Problem requirements ::
Reproduce the following material exactly, including every line.

Entries with figure data
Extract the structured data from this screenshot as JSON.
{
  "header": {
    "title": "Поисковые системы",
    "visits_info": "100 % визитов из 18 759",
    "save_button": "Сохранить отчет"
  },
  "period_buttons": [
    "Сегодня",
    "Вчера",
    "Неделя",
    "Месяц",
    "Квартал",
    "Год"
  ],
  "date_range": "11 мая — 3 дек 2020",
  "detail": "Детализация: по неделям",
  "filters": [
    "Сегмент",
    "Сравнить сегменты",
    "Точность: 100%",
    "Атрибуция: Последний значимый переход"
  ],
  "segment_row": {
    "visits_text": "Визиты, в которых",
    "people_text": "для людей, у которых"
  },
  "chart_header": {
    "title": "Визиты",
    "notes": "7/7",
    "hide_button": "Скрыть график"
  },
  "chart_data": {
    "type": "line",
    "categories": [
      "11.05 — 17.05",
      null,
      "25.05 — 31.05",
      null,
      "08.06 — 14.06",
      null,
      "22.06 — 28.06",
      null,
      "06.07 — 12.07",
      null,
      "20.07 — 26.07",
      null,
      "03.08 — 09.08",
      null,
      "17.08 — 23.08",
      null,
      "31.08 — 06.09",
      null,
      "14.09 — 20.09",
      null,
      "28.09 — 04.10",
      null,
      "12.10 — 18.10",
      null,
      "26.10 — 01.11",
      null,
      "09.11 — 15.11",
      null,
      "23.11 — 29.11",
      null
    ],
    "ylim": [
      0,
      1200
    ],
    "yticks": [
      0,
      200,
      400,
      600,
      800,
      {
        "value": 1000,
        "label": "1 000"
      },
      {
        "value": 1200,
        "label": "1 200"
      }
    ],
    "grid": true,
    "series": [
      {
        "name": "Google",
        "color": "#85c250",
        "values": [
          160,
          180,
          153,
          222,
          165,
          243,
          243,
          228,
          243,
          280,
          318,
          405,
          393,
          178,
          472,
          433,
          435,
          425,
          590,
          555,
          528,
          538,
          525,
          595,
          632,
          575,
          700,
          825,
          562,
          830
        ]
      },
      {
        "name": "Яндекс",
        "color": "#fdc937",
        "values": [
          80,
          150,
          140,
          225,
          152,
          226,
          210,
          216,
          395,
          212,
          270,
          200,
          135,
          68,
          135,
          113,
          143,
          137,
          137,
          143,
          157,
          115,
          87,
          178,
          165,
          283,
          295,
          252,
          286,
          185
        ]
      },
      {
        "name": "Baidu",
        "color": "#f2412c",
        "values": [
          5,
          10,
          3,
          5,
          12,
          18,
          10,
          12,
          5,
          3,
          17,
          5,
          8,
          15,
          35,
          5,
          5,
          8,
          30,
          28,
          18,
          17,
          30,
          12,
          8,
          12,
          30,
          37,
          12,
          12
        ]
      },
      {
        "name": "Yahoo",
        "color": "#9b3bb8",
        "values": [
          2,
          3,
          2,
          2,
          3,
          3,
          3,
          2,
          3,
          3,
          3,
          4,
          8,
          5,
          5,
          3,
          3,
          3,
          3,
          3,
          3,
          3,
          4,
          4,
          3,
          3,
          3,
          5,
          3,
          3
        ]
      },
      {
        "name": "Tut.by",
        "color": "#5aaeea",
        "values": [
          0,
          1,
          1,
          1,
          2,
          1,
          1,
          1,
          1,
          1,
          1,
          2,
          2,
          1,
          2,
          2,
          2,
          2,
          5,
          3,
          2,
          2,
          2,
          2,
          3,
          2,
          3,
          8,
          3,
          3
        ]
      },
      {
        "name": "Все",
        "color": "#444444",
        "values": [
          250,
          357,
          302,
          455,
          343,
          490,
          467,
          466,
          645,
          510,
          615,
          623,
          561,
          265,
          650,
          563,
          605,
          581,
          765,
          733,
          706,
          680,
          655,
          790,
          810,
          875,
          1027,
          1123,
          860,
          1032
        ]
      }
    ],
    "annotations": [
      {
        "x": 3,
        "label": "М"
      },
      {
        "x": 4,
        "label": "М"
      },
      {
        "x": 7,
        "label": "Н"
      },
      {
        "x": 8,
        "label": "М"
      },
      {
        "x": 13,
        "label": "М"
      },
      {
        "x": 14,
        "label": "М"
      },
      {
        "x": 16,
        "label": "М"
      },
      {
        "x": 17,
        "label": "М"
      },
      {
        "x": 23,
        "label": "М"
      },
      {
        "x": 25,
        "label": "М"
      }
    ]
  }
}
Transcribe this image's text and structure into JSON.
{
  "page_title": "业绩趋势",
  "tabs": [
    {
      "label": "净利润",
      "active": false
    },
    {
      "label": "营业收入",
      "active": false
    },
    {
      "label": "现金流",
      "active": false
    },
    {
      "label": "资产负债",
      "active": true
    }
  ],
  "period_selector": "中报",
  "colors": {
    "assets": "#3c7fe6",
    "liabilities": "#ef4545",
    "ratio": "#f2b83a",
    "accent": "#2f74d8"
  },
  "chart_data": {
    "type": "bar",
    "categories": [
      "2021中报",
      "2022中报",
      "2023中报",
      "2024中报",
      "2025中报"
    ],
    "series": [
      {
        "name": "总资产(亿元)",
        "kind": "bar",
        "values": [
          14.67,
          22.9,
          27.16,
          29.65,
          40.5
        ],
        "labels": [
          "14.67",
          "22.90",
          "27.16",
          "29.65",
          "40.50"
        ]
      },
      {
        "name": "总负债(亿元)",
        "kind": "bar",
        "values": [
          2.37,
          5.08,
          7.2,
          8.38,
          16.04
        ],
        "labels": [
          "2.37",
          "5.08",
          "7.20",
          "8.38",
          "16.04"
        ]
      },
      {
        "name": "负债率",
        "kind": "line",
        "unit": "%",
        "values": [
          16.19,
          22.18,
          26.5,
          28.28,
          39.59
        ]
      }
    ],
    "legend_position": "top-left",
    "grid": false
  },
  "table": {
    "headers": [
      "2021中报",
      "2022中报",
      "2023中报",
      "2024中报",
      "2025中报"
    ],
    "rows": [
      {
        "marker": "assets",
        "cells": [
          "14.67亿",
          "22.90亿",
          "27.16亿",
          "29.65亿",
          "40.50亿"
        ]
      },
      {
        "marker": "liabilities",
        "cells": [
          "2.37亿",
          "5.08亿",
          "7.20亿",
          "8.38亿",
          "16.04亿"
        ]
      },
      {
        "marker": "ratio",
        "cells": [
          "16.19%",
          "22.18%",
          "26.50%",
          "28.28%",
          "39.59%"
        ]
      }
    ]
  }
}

The completed task ::
Extract the structured data from this screenshot as JSON.
{
  "header": {
    "title": "Поисковые системы",
    "visits_info": "100 % визитов из 18 759",
    "save_button": "Сохранить отчет"
  },
  "period_buttons": [
    "Сегодня",
    "Вчера",
    "Неделя",
    "Месяц",
    "Квартал",
    "Год"
  ],
  "date_range": "11 мая — 3 дек 2020",
  "detail": "Детализация: по неделям",
  "filters": [
    "Сегмент",
    "Сравнить сегменты",
    "Точность: 100%",
    "Атрибуция: Последний значимый переход"
  ],
  "segment_row": {
    "visits_text": "Визиты, в которых",
    "people_text": "для людей, у которых"
  },
  "chart_header": {
    "title": "Визиты",
    "notes": "7/7",
    "hide_button": "Скрыть график"
  },
  "chart_data": {
    "type": "line",
    "categories": [
      "11.05 — 17.05",
      null,
      "25.05 — 31.05",
      null,
      "08.06 — 14.06",
      null,
      "22.06 — 28.06",
      null,
      "06.07 — 12.07",
      null,
      "20.07 — 26.07",
      null,
      "03.08 — 09.08",
      null,
      "17.08 — 23.08",
      null,
      "31.08 — 06.09",
      null,
      "14.09 — 20.09",
      null,
      "28.09 — 04.10",
      null,
      "12.10 — 18.10",
      null,
      "26.10 — 01.11",
      null,
      "09.11 — 15.11",
      null,
      "23.11 — 29.11",
      null
    ],
    "ylim": [
      0,
      1200
    ],
    "yticks": [
      0,
      200,
      400,
      600,
      800,
      {
        "value": 1000,
        "label": "1 000"
      },
      {
        "value": 1200,
        "label": "1 200"
      }
    ],
    "grid": true,
    "series": [
      {
        "name": "Google",
        "color": "#85c250",
        "values": [
          160,
          180,
          153,
          222,
          165,
          243,
          243,
          228,
          243,
          280,
          318,
          405,
          393,
          178,
          472,
          433,
          435,
          425,
          590,
          555,
          528,
          538,
          525,
          595,
          632,
          575,
          700,
          825,
          562,
          830
        ]
      },
      {
        "name": "Яндекс",
        "color": "#fdc937",
        "values": [
          80,
          150,
          140,
          225,
          152,
          226,
          210,
          216,
          395,
          212,
          270,
          200,
          135,
          68,
          135,
          113,
          143,
          137,
          137,
          143,
          157,
          115,
          87,
          178,
          165,
          283,
          295,
          252,
          286,
          185
        ]
      },
      {
        "name": "Baidu",
        "color": "#f2412c",
        "values": [
          5,
          10,
          3,
          5,
          12,
          18,
          10,
          12,
          5,
          3,
          17,
          5,
          8,
          15,
          35,
          5,
          5,
          8,
          30,
          28,
          18,
          17,
          30,
          12,
          8,
          12,
          30,
          37,
          12,
          12
        ]
      },
      {
        "name": "Yahoo",
        "color": "#9b3bb8",
        "values": [
          2,
          3,
          2,
          2,
          3,
          3,
          3,
          2,
          3,
          3,
          3,
          4,
          8,
          5,
          5,
          3,
          3,
          3,
          3,
          3,
          3,
          3,
          4,
          4,
          3,
          3,
          3,
          5,
          3,
          3
        ]
      },
      {
        "name": "Tut.by",
        "color": "#5aaeea",
        "values": [
          0,
          1,
          1,
          1,
          2,
          1,
          1,
          1,
          1,
          1,
          1,
          2,
          2,
          1,
          2,
          2,
          2,
          2,
          5,
          3,
          2,
          2,
          2,
          2,
          3,
          2,
          3,
          8,
          3,
          3
        ]
      },
      {
        "name": "Все",
        "color": "#444444",
        "values": [
          250,
          357,
          302,
          455,
          343,
          490,
          467,
          466,
          645,
          510,
          615,
          623,
          561,
          265,
          650,
          563,
          605,
          581,
          765,
          733,
          706,
          680,
          655,
          790,
          810,
          875,
          1027,
          1123,
          860,
          1032
        ]
      }
    ],
    "annotations": [
      {
        "x": 3,
        "label": "М"
      },
      {
        "x": 4,
        "label": "М"
      },
      {
        "x": 7,
        "label": "Н"
      },
      {
        "x": 8,
        "label": "М"
      },
      {
        "x": 13,
        "label": "М"
      },
      {
        "x": 14,
        "label": "М"
      },
      {
        "x": 16,
        "label": "М"
      },
      {
        "x": 17,
        "label": "М"
      },
      {
        "x": 23,
        "label": "М"
      },
      {
        "x": 25,
        "label": "М"
      }
    ]
  }
}
Transcribe this image's text and structure into JSON.
{
  "page_title": "业绩趋势",
  "tabs": [
    {
      "label": "净利润",
      "active": false
    },
    {
      "label": "营业收入",
      "active": false
    },
    {
      "label": "现金流",
      "active": false
    },
    {
      "label": "资产负债",
      "active": true
    }
  ],
  "period_selector": "中报",
  "colors": {
    "assets": "#3c7fe6",
    "liabilities": "#ef4545",
    "ratio": "#f2b83a",
    "accent": "#2f74d8"
  },
  "chart_data": {
    "type": "bar",
    "categories": [
      "2021中报",
      "2022中报",
      "2023中报",
      "2024中报",
      "2025中报"
    ],
    "series": [
      {
        "name": "总资产(亿元)",
        "kind": "bar",
        "values": [
          14.67,
          22.9,
          27.16,
          29.65,
          40.5
        ],
        "labels": [
          "14.67",
          "22.90",
          "27.16",
          "29.65",
          "40.50"
        ]
      },
      {
        "name": "总负债(亿元)",
        "kind": "bar",
        "values": [
          2.37,
          5.08,
          7.2,
          8.38,
          16.04
        ],
        "labels": [
          "2.37",
          "5.08",
          "7.20",
          "8.38",
          "16.04"
        ]
      },
      {
        "name": "负债率",
        "kind": "line",
        "unit": "%",
        "values": [
          16.19,
          22.18,
          26.5,
          28.28,
          39.59
        ]
      }
    ],
    "legend_position": "top-left",
    "grid": false
  },
  "table": {
    "headers": [
      "2021中报",
      "2022中报",
      "2023中报",
      "2024中报",
      "2025中报"
    ],
    "rows": [
      {
        "marker": "assets",
        "cells": [
          "14.67亿",
          "22.90亿",
          "27.16亿",
          "29.65亿",
          "40.50亿"
        ]
      },
      {
        "marker": "liabilities",
        "cells": [
          "2.37亿",
          "5.08亿",
          "7.20亿",
          "8.38亿",
          "16.04亿"
        ]
      },
      {
        "marker": "ratio",
        "cells": [
          "16.19%",
          "22.18%",
          "26.50%",
          "28.28%",
          "39.59%"
        ]
      }
    ]
  }
}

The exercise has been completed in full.